■ GIVEN PROBLEM ■
From the listing below, return each line that includes "count".

>> START TASK INPUTS

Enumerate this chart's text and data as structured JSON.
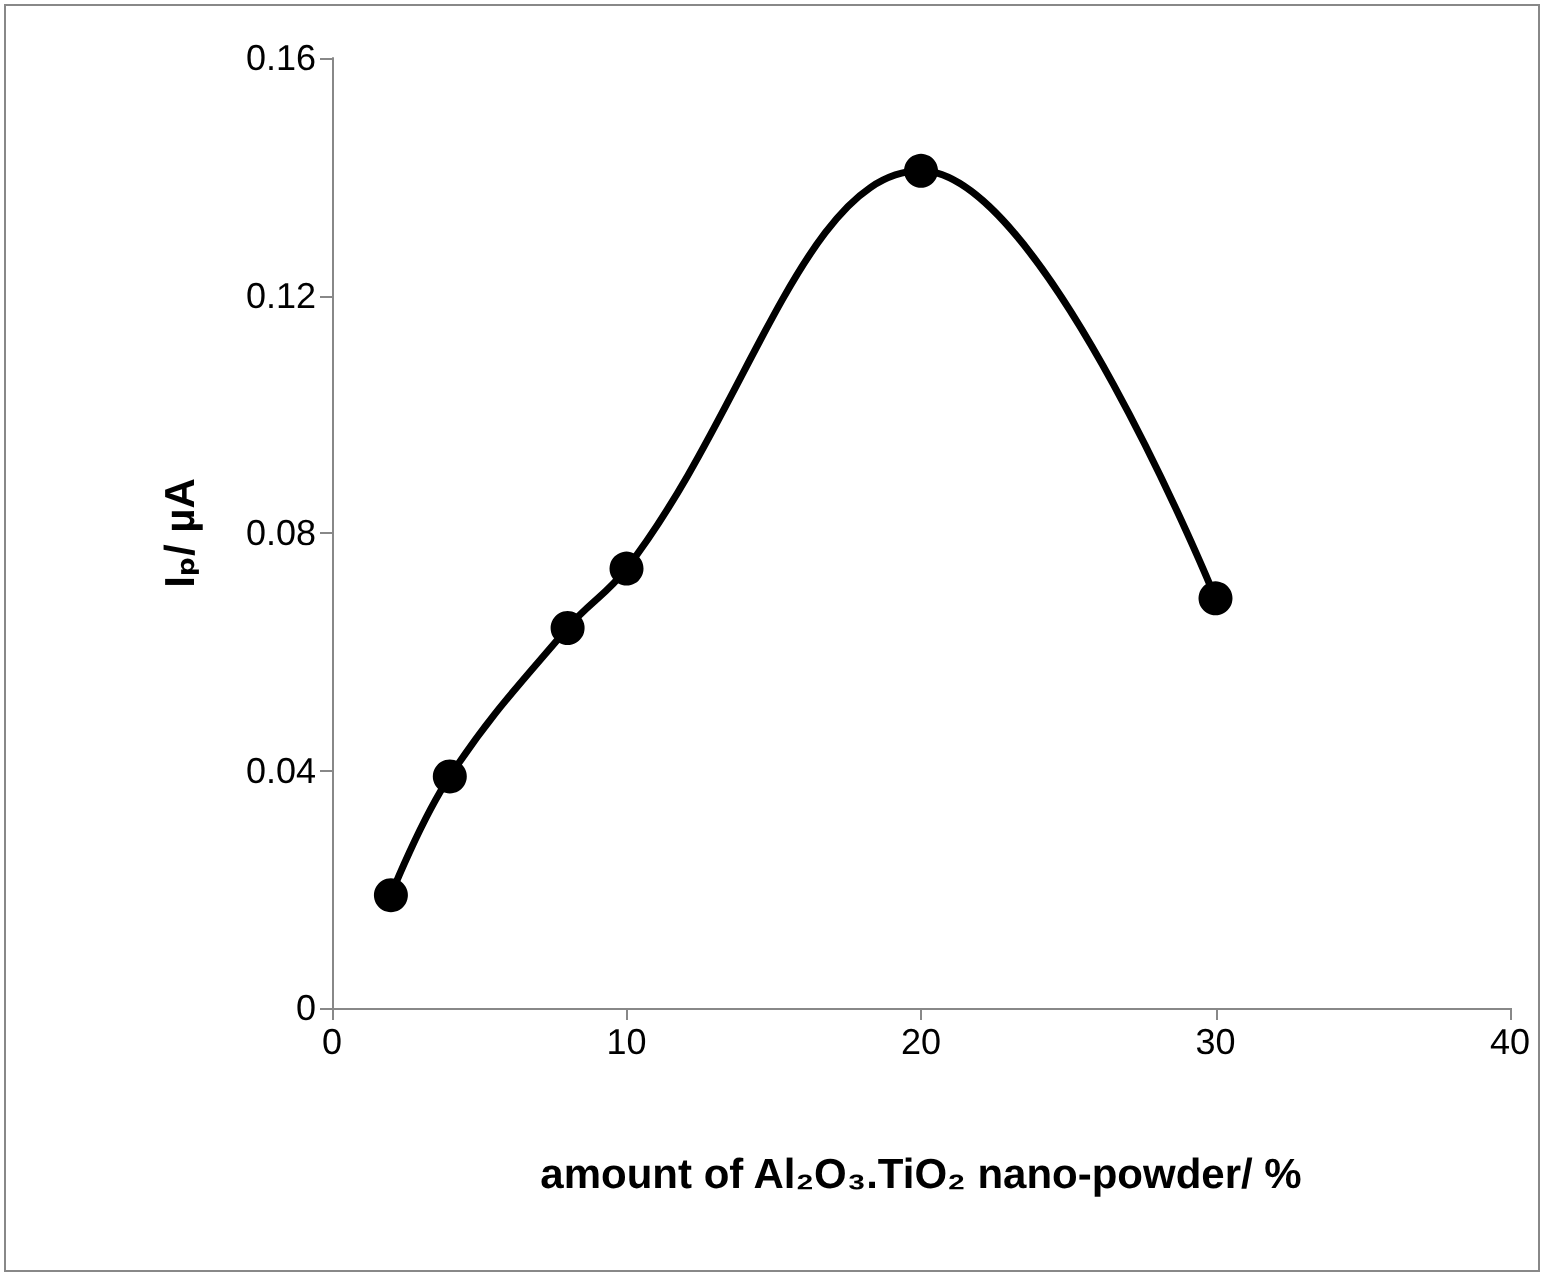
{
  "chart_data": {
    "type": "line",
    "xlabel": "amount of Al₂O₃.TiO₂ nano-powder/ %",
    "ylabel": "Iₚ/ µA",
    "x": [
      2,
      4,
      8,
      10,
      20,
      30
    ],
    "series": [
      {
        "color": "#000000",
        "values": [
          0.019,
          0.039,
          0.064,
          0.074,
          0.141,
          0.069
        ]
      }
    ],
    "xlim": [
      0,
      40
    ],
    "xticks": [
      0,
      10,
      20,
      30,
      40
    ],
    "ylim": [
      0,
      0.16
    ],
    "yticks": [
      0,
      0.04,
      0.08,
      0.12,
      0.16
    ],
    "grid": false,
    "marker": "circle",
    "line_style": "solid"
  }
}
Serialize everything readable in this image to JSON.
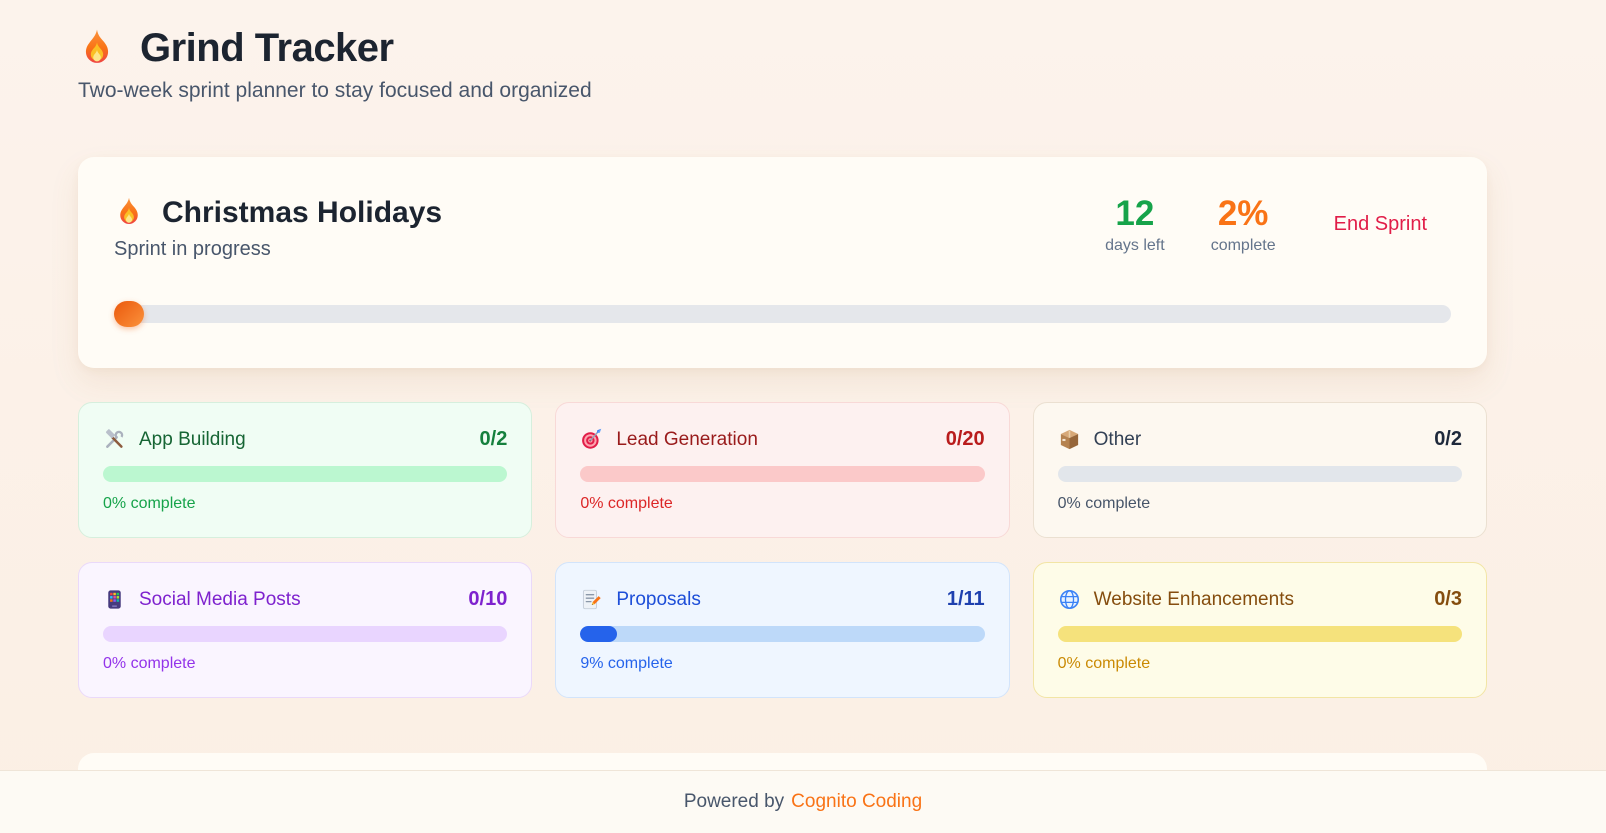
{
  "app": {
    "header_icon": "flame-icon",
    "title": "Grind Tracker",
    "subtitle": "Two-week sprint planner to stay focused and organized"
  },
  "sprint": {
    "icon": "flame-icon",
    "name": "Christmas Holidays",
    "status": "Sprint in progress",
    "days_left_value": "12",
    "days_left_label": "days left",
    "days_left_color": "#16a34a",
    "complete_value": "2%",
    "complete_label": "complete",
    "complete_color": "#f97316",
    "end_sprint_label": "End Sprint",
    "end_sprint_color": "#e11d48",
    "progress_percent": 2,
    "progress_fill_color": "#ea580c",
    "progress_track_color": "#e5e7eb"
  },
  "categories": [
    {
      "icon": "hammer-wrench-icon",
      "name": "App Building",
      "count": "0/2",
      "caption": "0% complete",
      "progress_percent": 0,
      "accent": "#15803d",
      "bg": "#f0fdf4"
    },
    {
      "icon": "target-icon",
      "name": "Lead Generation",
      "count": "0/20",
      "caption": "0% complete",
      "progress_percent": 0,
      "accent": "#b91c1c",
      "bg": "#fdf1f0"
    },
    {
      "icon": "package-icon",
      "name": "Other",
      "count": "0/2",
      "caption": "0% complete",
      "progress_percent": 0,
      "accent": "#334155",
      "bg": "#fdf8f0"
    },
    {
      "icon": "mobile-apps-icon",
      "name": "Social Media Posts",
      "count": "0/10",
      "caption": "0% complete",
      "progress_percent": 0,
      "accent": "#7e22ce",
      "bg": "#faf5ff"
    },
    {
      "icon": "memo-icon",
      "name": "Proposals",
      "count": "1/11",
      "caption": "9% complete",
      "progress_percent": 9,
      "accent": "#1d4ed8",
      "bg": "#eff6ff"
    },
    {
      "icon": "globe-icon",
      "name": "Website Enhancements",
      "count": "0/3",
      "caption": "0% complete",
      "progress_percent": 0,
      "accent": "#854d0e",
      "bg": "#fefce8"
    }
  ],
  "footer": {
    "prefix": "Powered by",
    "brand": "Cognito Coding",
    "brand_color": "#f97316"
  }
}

>> END TASK INPUTS

■ OUTPUT FOR THIS EXERCISE ■
      "count": "0/2",
      "count": "0/20",
      "count": "0/2",
      "count": "0/10",
      "count": "1/11",
      "count": "0/3",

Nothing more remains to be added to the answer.